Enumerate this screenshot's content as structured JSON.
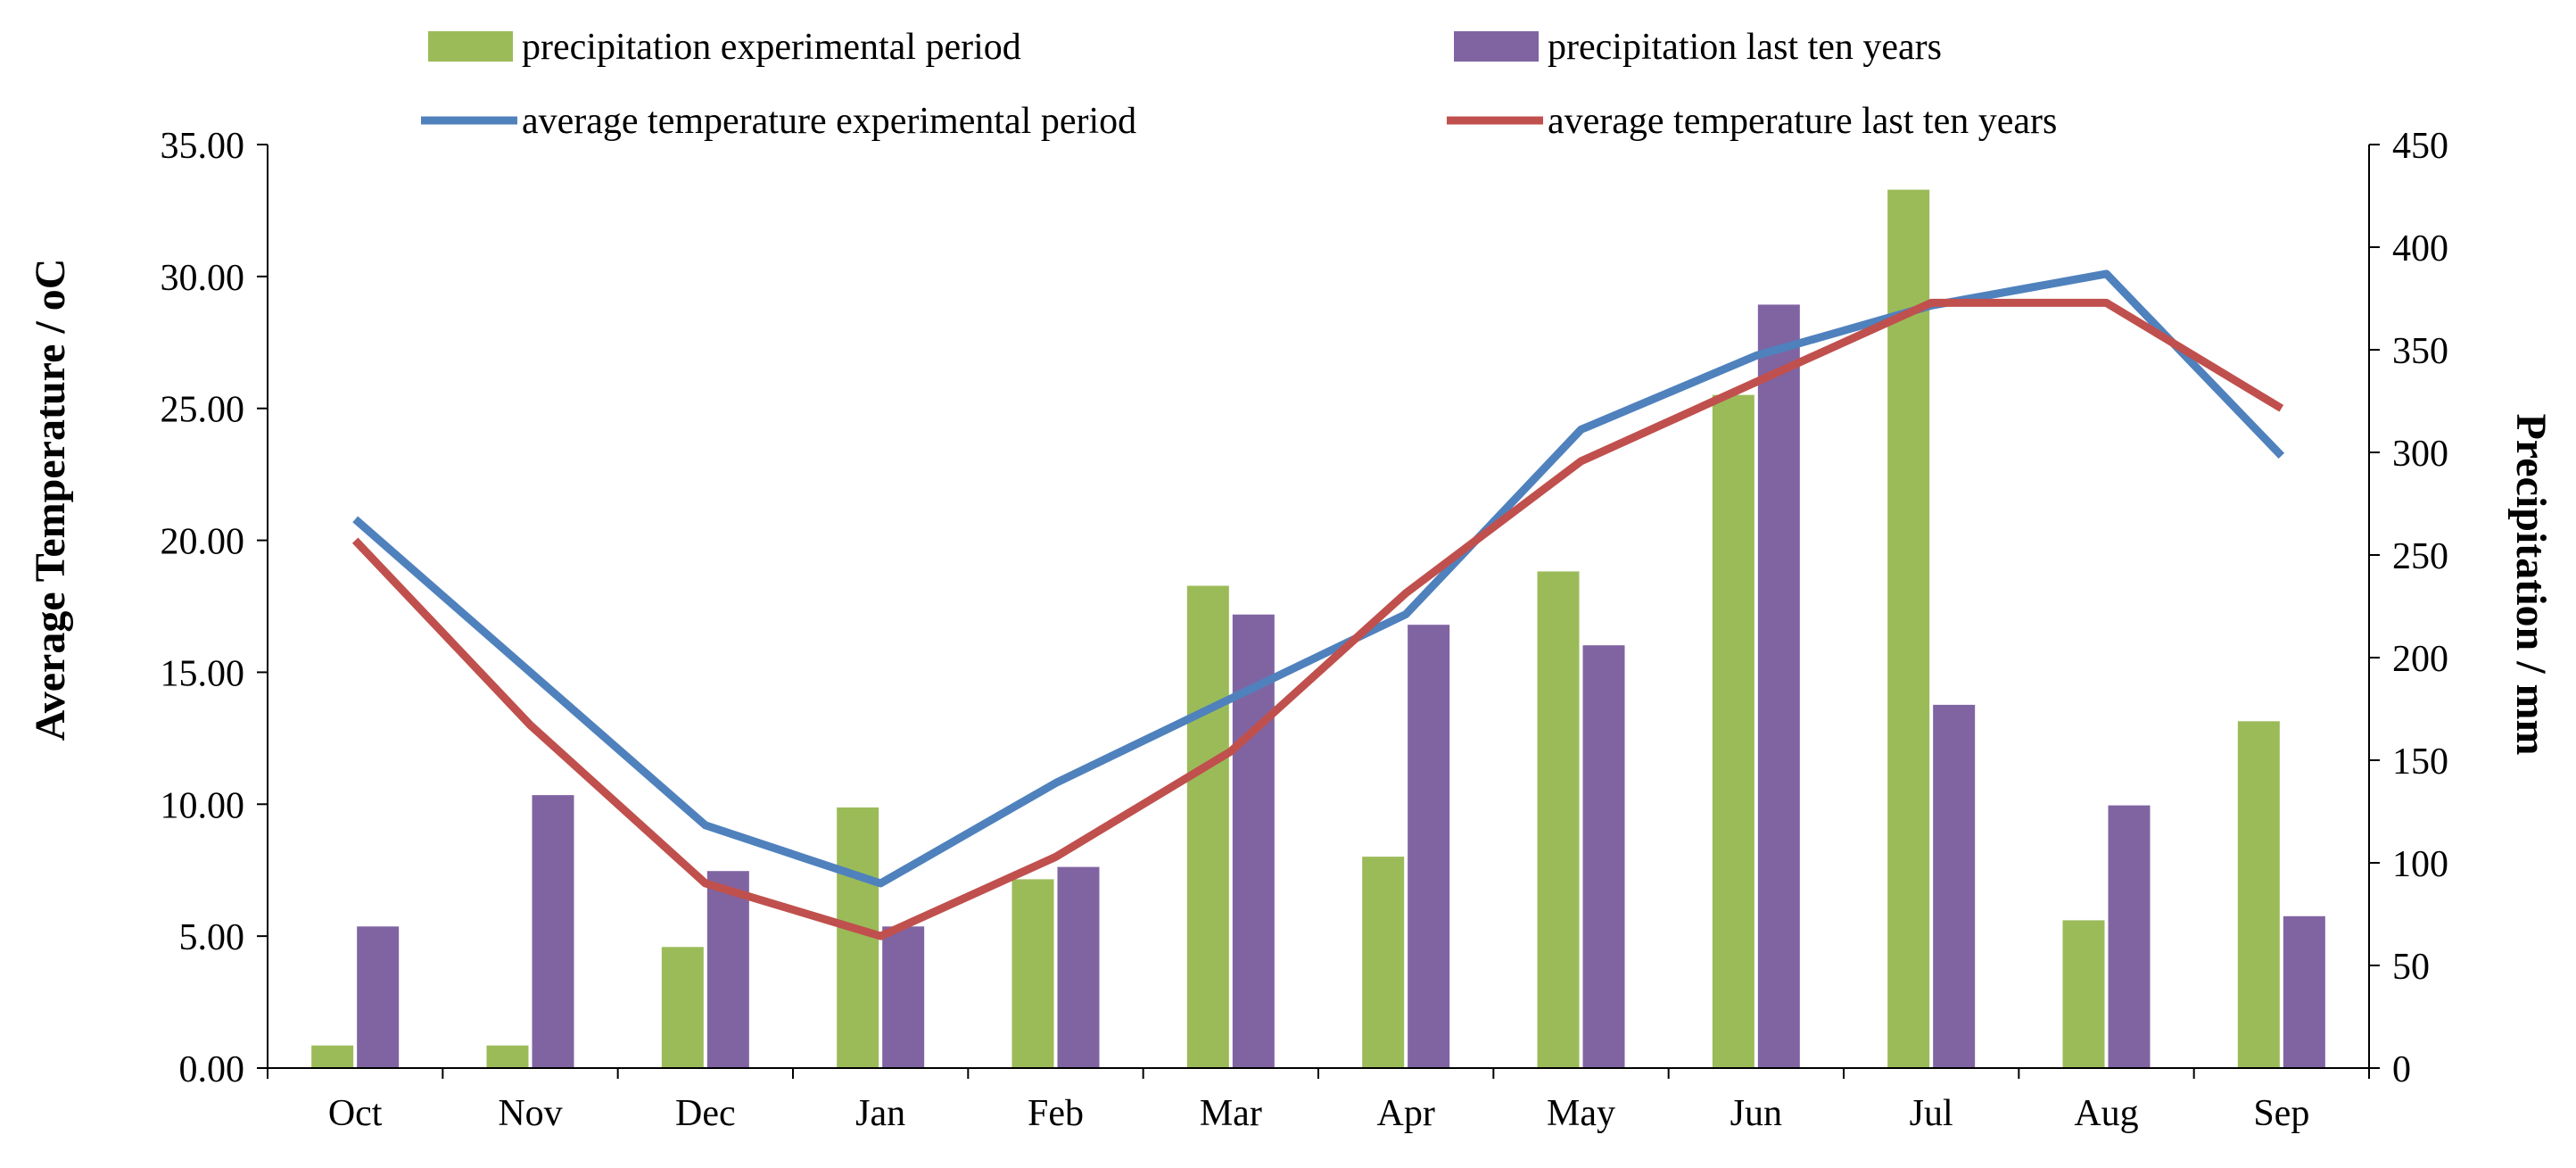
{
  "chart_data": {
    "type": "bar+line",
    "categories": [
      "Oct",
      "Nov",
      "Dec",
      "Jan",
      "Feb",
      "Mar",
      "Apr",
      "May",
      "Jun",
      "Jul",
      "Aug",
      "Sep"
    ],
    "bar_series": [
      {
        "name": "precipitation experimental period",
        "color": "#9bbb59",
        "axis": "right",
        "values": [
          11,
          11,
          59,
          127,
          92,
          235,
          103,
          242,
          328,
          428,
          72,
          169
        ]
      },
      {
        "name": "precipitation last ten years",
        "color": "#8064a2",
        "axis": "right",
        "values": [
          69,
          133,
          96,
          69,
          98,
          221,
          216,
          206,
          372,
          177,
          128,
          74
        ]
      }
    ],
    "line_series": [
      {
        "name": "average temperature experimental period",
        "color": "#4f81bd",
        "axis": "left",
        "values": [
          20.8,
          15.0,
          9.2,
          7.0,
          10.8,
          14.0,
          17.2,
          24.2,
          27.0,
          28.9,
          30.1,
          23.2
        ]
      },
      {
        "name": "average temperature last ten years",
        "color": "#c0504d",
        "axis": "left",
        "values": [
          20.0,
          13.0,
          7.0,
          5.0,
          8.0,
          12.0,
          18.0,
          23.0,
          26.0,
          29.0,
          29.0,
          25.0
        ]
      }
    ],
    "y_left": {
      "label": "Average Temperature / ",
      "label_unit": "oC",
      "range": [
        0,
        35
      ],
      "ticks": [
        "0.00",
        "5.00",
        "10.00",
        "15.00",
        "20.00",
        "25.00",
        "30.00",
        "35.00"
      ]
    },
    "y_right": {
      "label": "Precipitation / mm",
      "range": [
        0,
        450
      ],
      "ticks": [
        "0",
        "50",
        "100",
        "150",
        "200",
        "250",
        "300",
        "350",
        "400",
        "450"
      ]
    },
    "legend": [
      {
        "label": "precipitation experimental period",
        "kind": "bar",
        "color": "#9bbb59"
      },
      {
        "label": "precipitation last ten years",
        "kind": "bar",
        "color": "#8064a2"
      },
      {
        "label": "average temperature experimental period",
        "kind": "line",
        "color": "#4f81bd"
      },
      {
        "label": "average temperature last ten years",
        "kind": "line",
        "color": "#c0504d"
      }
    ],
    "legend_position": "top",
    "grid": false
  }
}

_ _ _ _

What is being asked: Report all lines of the data above that include the string "period".

Written answer:
        "name": "precipitation experimental period",
        "name": "average temperature experimental period",
        "label": "precipitation experimental period",
        "label": "average temperature experimental period",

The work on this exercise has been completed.